- _STATED PROBLEM_: Reproduce the records below in full and without edits, omitting images.

- _RECORDS TO USE_:

Begin

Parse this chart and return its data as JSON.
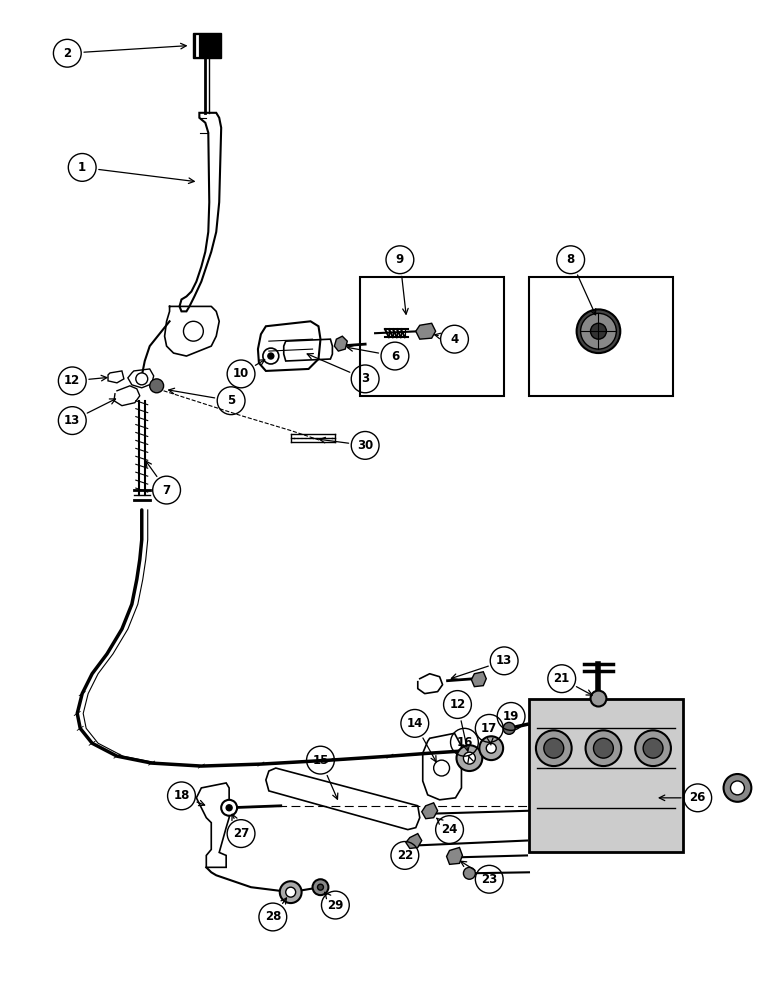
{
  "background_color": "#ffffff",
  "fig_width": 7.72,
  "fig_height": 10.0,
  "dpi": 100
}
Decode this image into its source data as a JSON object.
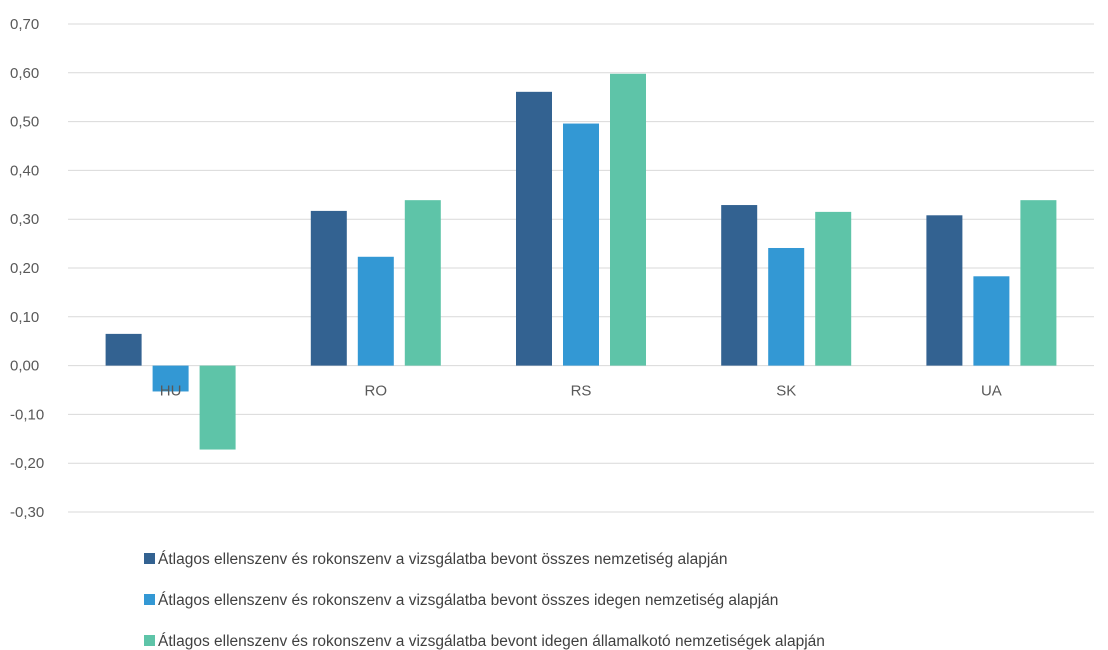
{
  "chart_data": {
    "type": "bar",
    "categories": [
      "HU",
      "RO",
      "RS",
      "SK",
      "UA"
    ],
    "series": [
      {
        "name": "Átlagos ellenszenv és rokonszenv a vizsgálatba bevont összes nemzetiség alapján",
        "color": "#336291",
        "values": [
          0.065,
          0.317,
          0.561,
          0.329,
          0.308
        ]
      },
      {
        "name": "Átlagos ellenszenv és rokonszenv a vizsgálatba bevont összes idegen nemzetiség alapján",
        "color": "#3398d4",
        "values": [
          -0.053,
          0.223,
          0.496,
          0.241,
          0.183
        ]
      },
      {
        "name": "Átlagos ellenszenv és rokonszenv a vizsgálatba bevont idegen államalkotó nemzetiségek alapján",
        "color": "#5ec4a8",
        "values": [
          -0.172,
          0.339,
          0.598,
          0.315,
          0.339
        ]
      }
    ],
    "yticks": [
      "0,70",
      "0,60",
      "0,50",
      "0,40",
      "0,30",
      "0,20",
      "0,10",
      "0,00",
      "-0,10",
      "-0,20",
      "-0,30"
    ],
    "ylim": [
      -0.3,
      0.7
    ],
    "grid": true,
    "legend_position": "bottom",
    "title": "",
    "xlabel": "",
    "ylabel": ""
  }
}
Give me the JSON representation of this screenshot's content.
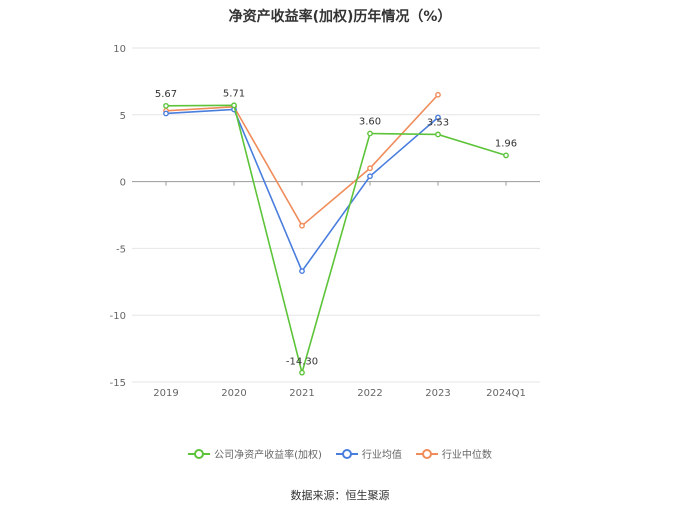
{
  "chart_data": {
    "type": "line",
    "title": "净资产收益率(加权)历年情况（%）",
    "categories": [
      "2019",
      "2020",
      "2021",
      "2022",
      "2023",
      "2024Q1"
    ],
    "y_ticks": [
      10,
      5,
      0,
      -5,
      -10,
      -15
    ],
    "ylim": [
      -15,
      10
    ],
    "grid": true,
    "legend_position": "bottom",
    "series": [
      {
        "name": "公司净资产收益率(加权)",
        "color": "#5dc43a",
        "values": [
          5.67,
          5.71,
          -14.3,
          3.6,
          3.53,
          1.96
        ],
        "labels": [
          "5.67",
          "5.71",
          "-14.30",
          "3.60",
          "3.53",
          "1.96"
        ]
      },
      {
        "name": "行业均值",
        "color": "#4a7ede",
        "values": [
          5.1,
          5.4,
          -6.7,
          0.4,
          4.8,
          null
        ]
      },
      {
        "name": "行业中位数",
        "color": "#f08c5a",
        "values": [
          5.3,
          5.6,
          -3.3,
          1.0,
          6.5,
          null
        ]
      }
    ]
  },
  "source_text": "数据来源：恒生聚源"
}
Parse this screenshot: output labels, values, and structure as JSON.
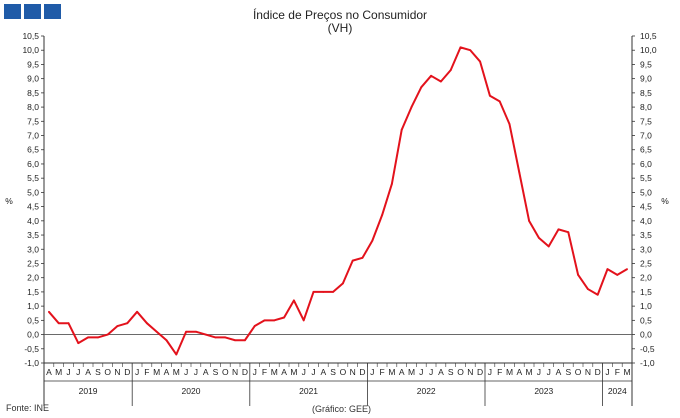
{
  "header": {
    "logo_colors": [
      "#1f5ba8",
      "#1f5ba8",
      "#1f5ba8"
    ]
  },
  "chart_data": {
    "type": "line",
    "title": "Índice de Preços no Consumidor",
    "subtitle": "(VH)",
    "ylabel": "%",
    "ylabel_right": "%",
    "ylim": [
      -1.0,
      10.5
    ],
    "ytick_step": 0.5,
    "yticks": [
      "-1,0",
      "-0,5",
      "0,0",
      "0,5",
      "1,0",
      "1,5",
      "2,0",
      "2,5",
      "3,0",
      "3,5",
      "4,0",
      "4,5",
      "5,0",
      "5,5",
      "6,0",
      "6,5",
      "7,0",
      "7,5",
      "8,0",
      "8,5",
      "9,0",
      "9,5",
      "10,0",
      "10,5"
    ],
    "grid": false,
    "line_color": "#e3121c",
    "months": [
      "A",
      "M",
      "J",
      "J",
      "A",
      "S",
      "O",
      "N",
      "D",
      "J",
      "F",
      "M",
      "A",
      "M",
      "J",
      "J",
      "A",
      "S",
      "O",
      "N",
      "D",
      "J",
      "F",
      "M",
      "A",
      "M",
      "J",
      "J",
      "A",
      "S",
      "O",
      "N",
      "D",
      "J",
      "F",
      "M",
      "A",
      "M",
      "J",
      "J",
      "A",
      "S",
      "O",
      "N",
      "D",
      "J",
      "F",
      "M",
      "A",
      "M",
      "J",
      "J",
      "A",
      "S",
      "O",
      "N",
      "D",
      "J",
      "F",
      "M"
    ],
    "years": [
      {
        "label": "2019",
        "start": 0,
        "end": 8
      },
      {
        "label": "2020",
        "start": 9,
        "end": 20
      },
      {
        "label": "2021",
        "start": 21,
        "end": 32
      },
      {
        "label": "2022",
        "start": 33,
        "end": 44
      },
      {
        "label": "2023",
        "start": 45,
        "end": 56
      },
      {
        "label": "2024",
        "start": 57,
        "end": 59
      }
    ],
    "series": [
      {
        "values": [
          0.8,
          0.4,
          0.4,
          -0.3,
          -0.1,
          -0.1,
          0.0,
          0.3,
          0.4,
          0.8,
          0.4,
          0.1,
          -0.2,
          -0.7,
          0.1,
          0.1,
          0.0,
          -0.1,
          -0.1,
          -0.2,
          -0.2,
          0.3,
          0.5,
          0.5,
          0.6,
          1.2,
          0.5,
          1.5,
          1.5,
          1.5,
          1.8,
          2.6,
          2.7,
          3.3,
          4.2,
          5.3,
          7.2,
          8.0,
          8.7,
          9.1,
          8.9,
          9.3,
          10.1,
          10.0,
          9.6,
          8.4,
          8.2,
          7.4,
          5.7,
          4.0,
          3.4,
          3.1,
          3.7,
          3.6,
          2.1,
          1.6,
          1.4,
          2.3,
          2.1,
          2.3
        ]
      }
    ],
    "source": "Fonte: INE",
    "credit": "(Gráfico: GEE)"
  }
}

End

- _FINISHED EXERCISE_:
Parse this chart and return its data as JSON.
{
  "background_color": "#ffffff",
  "fig_width": 7.72,
  "fig_height": 10.0,
  "dpi": 100
}
Decode this image into its source data as a JSON object.
{
  "chart_data": {
    "type": "bar",
    "categories": [
      "HU",
      "RO",
      "RS",
      "SK",
      "UA"
    ],
    "series": [
      {
        "name": "Átlagos ellenszenv és rokonszenv a vizsgálatba bevont összes nemzetiség alapján",
        "color": "#336291",
        "values": [
          0.065,
          0.317,
          0.561,
          0.329,
          0.308
        ]
      },
      {
        "name": "Átlagos ellenszenv és rokonszenv a vizsgálatba bevont összes idegen nemzetiség alapján",
        "color": "#3398d4",
        "values": [
          -0.053,
          0.223,
          0.496,
          0.241,
          0.183
        ]
      },
      {
        "name": "Átlagos ellenszenv és rokonszenv a vizsgálatba bevont idegen államalkotó nemzetiségek alapján",
        "color": "#5ec4a8",
        "values": [
          -0.172,
          0.339,
          0.598,
          0.315,
          0.339
        ]
      }
    ],
    "yticks": [
      "0,70",
      "0,60",
      "0,50",
      "0,40",
      "0,30",
      "0,20",
      "0,10",
      "0,00",
      "-0,10",
      "-0,20",
      "-0,30"
    ],
    "ylim": [
      -0.3,
      0.7
    ],
    "grid": true,
    "legend_position": "bottom",
    "title": "",
    "xlabel": "",
    "ylabel": ""
  }
}
Give me the JSON representation of this screenshot's content.
{
  "chart_data": {
    "type": "line",
    "title": "净资产收益率(加权)历年情况（%）",
    "categories": [
      "2019",
      "2020",
      "2021",
      "2022",
      "2023",
      "2024Q1"
    ],
    "y_ticks": [
      10,
      5,
      0,
      -5,
      -10,
      -15
    ],
    "ylim": [
      -15,
      10
    ],
    "grid": true,
    "legend_position": "bottom",
    "series": [
      {
        "name": "公司净资产收益率(加权)",
        "color": "#5dc43a",
        "values": [
          5.67,
          5.71,
          -14.3,
          3.6,
          3.53,
          1.96
        ],
        "labels": [
          "5.67",
          "5.71",
          "-14.30",
          "3.60",
          "3.53",
          "1.96"
        ]
      },
      {
        "name": "行业均值",
        "color": "#4a7ede",
        "values": [
          5.1,
          5.4,
          -6.7,
          0.4,
          4.8,
          null
        ]
      },
      {
        "name": "行业中位数",
        "color": "#f08c5a",
        "values": [
          5.3,
          5.6,
          -3.3,
          1.0,
          6.5,
          null
        ]
      }
    ]
  },
  "source_text": "数据来源：恒生聚源"
}
Parse this screenshot: output labels, values, and structure as JSON.
{
  "header": {
    "logo_colors": [
      "#1f5ba8",
      "#1f5ba8",
      "#1f5ba8"
    ]
  },
  "chart_data": {
    "type": "line",
    "title": "Índice de Preços no Consumidor",
    "subtitle": "(VH)",
    "ylabel": "%",
    "ylabel_right": "%",
    "ylim": [
      -1.0,
      10.5
    ],
    "ytick_step": 0.5,
    "yticks": [
      "-1,0",
      "-0,5",
      "0,0",
      "0,5",
      "1,0",
      "1,5",
      "2,0",
      "2,5",
      "3,0",
      "3,5",
      "4,0",
      "4,5",
      "5,0",
      "5,5",
      "6,0",
      "6,5",
      "7,0",
      "7,5",
      "8,0",
      "8,5",
      "9,0",
      "9,5",
      "10,0",
      "10,5"
    ],
    "grid": false,
    "line_color": "#e3121c",
    "months": [
      "A",
      "M",
      "J",
      "J",
      "A",
      "S",
      "O",
      "N",
      "D",
      "J",
      "F",
      "M",
      "A",
      "M",
      "J",
      "J",
      "A",
      "S",
      "O",
      "N",
      "D",
      "J",
      "F",
      "M",
      "A",
      "M",
      "J",
      "J",
      "A",
      "S",
      "O",
      "N",
      "D",
      "J",
      "F",
      "M",
      "A",
      "M",
      "J",
      "J",
      "A",
      "S",
      "O",
      "N",
      "D",
      "J",
      "F",
      "M",
      "A",
      "M",
      "J",
      "J",
      "A",
      "S",
      "O",
      "N",
      "D",
      "J",
      "F",
      "M"
    ],
    "years": [
      {
        "label": "2019",
        "start": 0,
        "end": 8
      },
      {
        "label": "2020",
        "start": 9,
        "end": 20
      },
      {
        "label": "2021",
        "start": 21,
        "end": 32
      },
      {
        "label": "2022",
        "start": 33,
        "end": 44
      },
      {
        "label": "2023",
        "start": 45,
        "end": 56
      },
      {
        "label": "2024",
        "start": 57,
        "end": 59
      }
    ],
    "series": [
      {
        "values": [
          0.8,
          0.4,
          0.4,
          -0.3,
          -0.1,
          -0.1,
          0.0,
          0.3,
          0.4,
          0.8,
          0.4,
          0.1,
          -0.2,
          -0.7,
          0.1,
          0.1,
          0.0,
          -0.1,
          -0.1,
          -0.2,
          -0.2,
          0.3,
          0.5,
          0.5,
          0.6,
          1.2,
          0.5,
          1.5,
          1.5,
          1.5,
          1.8,
          2.6,
          2.7,
          3.3,
          4.2,
          5.3,
          7.2,
          8.0,
          8.7,
          9.1,
          8.9,
          9.3,
          10.1,
          10.0,
          9.6,
          8.4,
          8.2,
          7.4,
          5.7,
          4.0,
          3.4,
          3.1,
          3.7,
          3.6,
          2.1,
          1.6,
          1.4,
          2.3,
          2.1,
          2.3
        ]
      }
    ],
    "source": "Fonte: INE",
    "credit": "(Gráfico: GEE)"
  }
}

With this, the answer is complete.